Answer with a single number: the count of lines that hold "Победы".

TASK INPUTS

** START **

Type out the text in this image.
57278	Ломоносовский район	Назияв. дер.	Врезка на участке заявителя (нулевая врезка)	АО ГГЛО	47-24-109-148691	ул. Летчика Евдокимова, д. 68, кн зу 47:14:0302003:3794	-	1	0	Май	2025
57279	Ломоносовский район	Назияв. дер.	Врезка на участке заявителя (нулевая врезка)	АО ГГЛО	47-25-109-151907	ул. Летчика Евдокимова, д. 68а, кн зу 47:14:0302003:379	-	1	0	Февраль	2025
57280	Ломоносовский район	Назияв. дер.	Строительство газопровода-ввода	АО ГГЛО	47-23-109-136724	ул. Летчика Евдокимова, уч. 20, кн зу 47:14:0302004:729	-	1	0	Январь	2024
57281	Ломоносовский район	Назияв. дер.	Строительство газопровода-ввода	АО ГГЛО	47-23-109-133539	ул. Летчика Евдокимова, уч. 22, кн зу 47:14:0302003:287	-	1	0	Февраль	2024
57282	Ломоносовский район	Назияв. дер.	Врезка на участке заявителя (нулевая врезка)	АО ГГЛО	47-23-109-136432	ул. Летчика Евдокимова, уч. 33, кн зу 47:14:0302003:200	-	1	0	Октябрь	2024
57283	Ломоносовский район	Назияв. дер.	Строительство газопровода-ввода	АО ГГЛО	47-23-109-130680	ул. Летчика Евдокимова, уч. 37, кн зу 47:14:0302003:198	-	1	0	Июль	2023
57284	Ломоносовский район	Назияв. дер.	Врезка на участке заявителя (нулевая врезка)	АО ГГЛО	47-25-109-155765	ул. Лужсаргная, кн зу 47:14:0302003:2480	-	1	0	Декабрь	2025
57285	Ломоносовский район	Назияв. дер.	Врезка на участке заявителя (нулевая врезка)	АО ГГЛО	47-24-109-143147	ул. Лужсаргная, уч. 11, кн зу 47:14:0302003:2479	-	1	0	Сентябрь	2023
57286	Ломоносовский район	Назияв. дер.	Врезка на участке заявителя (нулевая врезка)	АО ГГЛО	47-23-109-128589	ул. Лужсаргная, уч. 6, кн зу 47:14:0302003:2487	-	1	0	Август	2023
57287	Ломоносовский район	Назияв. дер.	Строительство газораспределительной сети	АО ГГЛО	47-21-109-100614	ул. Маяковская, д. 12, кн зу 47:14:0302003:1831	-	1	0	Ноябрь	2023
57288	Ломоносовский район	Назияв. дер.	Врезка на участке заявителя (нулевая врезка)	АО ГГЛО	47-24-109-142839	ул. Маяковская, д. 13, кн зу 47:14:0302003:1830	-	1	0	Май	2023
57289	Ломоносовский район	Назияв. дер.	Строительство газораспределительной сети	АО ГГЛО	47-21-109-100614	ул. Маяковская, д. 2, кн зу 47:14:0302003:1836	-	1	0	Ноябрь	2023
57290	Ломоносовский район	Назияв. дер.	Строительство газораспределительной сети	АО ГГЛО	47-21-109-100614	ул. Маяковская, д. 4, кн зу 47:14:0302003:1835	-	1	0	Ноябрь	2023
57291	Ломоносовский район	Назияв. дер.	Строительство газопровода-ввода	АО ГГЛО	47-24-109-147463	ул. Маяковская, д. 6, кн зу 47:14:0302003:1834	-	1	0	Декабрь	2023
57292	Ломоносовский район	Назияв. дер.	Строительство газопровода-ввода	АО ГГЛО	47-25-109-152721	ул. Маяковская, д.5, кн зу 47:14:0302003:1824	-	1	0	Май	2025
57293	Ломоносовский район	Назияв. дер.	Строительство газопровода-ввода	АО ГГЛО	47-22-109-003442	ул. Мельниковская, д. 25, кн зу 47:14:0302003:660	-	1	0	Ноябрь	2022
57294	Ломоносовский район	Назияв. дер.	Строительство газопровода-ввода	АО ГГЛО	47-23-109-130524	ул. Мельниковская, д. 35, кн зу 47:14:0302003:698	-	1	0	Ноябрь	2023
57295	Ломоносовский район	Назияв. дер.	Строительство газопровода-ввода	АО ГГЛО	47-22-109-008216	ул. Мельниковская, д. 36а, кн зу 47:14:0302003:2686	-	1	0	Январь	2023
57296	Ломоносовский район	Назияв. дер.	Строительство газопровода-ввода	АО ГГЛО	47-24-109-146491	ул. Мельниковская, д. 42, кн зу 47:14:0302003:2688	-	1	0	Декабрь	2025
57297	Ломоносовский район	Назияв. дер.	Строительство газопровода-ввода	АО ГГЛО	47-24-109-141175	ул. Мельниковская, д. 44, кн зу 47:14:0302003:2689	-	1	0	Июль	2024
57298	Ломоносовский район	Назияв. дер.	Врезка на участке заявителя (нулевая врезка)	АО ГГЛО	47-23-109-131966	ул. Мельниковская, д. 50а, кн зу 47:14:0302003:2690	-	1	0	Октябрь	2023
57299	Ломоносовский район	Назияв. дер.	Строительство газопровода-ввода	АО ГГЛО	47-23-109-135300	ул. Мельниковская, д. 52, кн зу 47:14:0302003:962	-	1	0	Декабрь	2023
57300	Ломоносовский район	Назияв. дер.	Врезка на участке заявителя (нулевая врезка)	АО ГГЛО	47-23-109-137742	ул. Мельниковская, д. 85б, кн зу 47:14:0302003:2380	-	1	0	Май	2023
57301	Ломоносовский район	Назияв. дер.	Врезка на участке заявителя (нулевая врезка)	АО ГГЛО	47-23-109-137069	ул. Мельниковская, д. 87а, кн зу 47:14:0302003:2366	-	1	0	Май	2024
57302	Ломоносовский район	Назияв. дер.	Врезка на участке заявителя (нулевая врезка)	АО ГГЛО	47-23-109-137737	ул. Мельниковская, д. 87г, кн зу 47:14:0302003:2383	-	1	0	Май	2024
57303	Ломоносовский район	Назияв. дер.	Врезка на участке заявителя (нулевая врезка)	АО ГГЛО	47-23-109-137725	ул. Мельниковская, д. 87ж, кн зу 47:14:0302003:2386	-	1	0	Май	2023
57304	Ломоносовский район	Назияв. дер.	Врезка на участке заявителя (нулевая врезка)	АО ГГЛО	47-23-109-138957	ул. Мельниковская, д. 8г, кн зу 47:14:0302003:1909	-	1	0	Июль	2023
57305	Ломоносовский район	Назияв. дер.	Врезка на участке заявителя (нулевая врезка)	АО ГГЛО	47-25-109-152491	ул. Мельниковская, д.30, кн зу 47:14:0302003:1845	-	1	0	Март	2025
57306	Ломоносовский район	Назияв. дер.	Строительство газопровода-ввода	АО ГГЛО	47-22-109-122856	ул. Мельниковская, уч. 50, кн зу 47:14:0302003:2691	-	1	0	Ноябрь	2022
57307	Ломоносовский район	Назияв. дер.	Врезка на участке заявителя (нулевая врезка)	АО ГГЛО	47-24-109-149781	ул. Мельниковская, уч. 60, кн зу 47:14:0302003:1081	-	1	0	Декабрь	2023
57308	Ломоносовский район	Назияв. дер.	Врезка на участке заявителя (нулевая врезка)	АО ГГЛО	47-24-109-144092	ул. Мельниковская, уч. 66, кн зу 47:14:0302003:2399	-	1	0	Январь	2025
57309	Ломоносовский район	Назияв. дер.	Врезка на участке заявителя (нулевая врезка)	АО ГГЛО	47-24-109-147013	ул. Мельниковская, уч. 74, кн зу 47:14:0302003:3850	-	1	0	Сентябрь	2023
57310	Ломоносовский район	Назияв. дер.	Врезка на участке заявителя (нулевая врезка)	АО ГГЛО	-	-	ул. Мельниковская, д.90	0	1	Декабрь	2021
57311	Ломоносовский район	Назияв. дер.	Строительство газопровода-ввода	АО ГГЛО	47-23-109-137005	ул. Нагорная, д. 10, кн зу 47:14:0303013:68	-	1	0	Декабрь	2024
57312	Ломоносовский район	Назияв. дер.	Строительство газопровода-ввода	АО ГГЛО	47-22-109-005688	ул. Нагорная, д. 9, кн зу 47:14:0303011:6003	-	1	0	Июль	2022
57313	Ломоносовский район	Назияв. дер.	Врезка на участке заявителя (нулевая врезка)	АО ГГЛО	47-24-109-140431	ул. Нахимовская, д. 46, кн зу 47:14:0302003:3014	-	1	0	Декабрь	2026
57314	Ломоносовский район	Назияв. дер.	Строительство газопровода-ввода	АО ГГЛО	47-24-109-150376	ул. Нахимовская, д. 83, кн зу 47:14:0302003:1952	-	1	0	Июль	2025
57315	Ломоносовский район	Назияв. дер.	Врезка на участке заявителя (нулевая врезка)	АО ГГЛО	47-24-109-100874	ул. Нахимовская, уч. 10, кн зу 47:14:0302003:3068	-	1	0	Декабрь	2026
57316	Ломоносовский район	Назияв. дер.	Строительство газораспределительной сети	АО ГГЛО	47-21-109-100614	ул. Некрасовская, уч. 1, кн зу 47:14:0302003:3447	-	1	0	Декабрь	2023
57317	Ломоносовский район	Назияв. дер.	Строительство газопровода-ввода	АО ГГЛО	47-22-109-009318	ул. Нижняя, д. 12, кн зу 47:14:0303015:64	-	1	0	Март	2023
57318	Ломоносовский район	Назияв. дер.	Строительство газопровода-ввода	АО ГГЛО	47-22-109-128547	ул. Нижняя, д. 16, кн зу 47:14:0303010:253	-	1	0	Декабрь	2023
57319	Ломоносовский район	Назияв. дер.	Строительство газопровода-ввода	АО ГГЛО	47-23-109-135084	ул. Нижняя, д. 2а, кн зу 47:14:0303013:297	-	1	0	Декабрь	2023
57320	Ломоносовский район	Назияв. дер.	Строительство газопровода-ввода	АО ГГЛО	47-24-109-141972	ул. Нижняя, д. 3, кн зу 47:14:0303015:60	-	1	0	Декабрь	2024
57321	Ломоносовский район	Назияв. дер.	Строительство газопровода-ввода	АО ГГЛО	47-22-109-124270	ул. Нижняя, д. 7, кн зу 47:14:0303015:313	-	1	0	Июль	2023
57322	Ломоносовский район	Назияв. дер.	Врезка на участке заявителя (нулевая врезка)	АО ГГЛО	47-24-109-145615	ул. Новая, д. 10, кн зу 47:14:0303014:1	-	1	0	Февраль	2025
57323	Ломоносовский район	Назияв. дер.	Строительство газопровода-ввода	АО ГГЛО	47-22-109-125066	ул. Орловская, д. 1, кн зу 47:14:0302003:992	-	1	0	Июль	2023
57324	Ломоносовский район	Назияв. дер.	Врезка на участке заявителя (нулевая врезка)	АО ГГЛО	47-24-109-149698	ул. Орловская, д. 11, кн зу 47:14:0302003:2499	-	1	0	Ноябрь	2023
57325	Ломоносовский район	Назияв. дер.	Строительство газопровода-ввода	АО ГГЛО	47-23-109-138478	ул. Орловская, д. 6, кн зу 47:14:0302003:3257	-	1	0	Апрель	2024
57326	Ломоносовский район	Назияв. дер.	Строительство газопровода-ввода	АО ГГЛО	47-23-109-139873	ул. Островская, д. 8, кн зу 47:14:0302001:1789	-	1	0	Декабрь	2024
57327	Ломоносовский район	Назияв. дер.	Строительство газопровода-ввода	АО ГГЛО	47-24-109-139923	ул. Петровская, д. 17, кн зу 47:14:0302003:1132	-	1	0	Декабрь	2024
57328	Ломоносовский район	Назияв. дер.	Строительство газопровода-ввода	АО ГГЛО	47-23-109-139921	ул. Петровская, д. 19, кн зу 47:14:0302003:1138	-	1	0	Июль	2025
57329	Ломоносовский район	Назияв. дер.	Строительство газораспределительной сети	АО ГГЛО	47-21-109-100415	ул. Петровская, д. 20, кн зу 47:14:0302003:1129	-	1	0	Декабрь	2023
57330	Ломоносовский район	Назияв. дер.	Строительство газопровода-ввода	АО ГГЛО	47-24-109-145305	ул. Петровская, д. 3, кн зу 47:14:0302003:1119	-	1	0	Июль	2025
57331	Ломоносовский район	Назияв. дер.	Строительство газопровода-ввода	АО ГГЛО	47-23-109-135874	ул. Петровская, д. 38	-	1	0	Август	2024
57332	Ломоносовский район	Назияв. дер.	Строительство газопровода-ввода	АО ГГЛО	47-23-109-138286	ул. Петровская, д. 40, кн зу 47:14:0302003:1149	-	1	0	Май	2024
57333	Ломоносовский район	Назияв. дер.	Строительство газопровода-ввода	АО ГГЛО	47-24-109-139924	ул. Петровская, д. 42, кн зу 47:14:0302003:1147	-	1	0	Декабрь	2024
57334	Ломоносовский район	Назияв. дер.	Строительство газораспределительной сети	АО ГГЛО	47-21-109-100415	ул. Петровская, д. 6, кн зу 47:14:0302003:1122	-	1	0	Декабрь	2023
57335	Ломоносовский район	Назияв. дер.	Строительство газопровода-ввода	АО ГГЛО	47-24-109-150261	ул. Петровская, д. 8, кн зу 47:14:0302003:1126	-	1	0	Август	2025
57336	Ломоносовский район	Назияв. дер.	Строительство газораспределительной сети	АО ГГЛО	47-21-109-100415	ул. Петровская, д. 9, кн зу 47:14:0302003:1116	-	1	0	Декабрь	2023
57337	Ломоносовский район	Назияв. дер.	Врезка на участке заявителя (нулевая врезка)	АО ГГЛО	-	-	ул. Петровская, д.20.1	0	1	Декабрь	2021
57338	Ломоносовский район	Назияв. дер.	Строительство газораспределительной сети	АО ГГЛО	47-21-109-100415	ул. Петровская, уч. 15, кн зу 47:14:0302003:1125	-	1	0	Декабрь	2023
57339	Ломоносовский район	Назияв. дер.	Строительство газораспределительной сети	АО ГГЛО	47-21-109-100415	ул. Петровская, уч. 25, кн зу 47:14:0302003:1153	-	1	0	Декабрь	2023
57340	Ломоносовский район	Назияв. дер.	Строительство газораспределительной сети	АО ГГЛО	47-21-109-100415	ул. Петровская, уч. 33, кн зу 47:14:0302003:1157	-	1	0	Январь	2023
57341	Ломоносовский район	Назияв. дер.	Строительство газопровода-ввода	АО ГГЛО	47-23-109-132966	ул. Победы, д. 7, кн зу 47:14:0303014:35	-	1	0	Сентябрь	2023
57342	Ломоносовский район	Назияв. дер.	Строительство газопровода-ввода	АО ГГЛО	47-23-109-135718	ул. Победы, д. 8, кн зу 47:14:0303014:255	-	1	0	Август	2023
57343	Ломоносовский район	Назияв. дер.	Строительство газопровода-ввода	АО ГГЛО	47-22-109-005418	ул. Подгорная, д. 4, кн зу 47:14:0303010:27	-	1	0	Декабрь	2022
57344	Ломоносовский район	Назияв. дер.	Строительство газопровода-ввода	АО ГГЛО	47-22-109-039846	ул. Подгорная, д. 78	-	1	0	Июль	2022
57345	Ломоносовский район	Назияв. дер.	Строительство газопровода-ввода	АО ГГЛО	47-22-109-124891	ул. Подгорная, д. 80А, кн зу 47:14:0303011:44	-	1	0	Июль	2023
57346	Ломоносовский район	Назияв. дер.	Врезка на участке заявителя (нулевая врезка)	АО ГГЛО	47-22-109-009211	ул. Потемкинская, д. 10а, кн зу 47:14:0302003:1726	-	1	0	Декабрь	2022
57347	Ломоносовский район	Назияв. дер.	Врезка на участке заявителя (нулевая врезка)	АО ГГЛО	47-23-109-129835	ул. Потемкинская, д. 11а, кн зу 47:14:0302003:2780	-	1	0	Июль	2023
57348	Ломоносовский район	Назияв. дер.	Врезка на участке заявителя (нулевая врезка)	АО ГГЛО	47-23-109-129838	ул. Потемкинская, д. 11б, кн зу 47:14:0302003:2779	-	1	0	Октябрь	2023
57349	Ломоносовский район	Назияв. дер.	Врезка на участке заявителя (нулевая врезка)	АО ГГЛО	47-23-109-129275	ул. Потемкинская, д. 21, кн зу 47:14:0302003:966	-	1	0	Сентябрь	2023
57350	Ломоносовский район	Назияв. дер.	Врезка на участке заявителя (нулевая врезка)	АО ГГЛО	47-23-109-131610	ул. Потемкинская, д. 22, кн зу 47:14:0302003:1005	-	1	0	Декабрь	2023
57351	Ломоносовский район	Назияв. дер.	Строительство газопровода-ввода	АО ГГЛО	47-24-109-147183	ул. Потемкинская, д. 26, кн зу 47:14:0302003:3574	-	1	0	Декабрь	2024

** END **

TASK RESULT
2